**Input rows**
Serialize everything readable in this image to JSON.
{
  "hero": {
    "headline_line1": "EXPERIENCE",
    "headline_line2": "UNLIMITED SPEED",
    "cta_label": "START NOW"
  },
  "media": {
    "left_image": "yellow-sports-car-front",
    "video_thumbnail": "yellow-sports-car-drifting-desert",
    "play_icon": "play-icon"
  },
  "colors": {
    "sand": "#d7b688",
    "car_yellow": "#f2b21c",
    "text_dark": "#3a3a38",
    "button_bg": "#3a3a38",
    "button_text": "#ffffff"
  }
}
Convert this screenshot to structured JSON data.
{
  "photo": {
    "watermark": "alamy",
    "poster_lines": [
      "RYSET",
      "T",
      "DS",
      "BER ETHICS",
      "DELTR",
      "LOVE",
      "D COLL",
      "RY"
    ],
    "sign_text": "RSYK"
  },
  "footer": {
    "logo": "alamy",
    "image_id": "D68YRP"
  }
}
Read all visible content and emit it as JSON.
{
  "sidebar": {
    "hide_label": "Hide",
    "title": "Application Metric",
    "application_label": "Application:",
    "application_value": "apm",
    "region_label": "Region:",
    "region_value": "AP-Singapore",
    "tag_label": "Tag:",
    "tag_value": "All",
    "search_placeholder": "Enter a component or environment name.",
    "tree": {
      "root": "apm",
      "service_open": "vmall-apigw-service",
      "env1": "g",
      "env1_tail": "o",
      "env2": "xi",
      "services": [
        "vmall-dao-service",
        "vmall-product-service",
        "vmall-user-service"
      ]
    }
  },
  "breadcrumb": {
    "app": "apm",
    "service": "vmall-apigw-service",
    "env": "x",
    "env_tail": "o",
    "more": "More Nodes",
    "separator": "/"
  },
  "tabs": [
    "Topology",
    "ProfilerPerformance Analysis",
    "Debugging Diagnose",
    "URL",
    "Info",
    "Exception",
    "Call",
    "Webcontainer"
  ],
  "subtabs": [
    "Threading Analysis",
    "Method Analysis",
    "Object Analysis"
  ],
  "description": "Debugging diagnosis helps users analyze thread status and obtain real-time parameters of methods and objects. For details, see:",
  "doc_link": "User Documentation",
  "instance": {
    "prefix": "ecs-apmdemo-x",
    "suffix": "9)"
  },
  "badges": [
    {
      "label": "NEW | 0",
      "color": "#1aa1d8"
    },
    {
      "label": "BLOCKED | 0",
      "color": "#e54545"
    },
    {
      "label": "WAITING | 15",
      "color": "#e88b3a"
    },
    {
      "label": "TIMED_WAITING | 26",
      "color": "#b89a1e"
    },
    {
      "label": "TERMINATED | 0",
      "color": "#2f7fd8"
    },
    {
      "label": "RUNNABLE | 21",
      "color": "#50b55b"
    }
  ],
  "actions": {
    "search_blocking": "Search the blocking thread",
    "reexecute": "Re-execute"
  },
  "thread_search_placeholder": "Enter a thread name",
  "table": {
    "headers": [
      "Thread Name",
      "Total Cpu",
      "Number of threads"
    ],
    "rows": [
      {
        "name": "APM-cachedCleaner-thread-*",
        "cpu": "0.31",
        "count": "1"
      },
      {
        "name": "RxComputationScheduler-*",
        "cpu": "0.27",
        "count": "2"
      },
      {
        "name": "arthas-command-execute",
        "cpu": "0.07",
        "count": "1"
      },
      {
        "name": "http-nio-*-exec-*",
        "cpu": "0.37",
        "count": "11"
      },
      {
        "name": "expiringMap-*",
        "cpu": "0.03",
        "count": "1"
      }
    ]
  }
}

**Exercise prompt**
Every entry needs to be retyped exactly.

**Answer to the problem**
Serialize everything readable in this image to JSON.
{
  "hero": {
    "headline_line1": "EXPERIENCE",
    "headline_line2": "UNLIMITED SPEED",
    "cta_label": "START NOW"
  },
  "media": {
    "left_image": "yellow-sports-car-front",
    "video_thumbnail": "yellow-sports-car-drifting-desert",
    "play_icon": "play-icon"
  },
  "colors": {
    "sand": "#d7b688",
    "car_yellow": "#f2b21c",
    "text_dark": "#3a3a38",
    "button_bg": "#3a3a38",
    "button_text": "#ffffff"
  }
}
Convert this screenshot to structured JSON data.
{
  "photo": {
    "watermark": "alamy",
    "poster_lines": [
      "RYSET",
      "T",
      "DS",
      "BER ETHICS",
      "DELTR",
      "LOVE",
      "D COLL",
      "RY"
    ],
    "sign_text": "RSYK"
  },
  "footer": {
    "logo": "alamy",
    "image_id": "D68YRP"
  }
}
Read all visible content and emit it as JSON.
{
  "sidebar": {
    "hide_label": "Hide",
    "title": "Application Metric",
    "application_label": "Application:",
    "application_value": "apm",
    "region_label": "Region:",
    "region_value": "AP-Singapore",
    "tag_label": "Tag:",
    "tag_value": "All",
    "search_placeholder": "Enter a component or environment name.",
    "tree": {
      "root": "apm",
      "service_open": "vmall-apigw-service",
      "env1": "g",
      "env1_tail": "o",
      "env2": "xi",
      "services": [
        "vmall-dao-service",
        "vmall-product-service",
        "vmall-user-service"
      ]
    }
  },
  "breadcrumb": {
    "app": "apm",
    "service": "vmall-apigw-service",
    "env": "x",
    "env_tail": "o",
    "more": "More Nodes",
    "separator": "/"
  },
  "tabs": [
    "Topology",
    "ProfilerPerformance Analysis",
    "Debugging Diagnose",
    "URL",
    "Info",
    "Exception",
    "Call",
    "Webcontainer"
  ],
  "subtabs": [
    "Threading Analysis",
    "Method Analysis",
    "Object Analysis"
  ],
  "description": "Debugging diagnosis helps users analyze thread status and obtain real-time parameters of methods and objects. For details, see:",
  "doc_link": "User Documentation",
  "instance": {
    "prefix": "ecs-apmdemo-x",
    "suffix": "9)"
  },
  "badges": [
    {
      "label": "NEW | 0",
      "color": "#1aa1d8"
    },
    {
      "label": "BLOCKED | 0",
      "color": "#e54545"
    },
    {
      "label": "WAITING | 15",
      "color": "#e88b3a"
    },
    {
      "label": "TIMED_WAITING | 26",
      "color": "#b89a1e"
    },
    {
      "label": "TERMINATED | 0",
      "color": "#2f7fd8"
    },
    {
      "label": "RUNNABLE | 21",
      "color": "#50b55b"
    }
  ],
  "actions": {
    "search_blocking": "Search the blocking thread",
    "reexecute": "Re-execute"
  },
  "thread_search_placeholder": "Enter a thread name",
  "table": {
    "headers": [
      "Thread Name",
      "Total Cpu",
      "Number of threads"
    ],
    "rows": [
      {
        "name": "APM-cachedCleaner-thread-*",
        "cpu": "0.31",
        "count": "1"
      },
      {
        "name": "RxComputationScheduler-*",
        "cpu": "0.27",
        "count": "2"
      },
      {
        "name": "arthas-command-execute",
        "cpu": "0.07",
        "count": "1"
      },
      {
        "name": "http-nio-*-exec-*",
        "cpu": "0.37",
        "count": "11"
      },
      {
        "name": "expiringMap-*",
        "cpu": "0.03",
        "count": "1"
      }
    ]
  }
}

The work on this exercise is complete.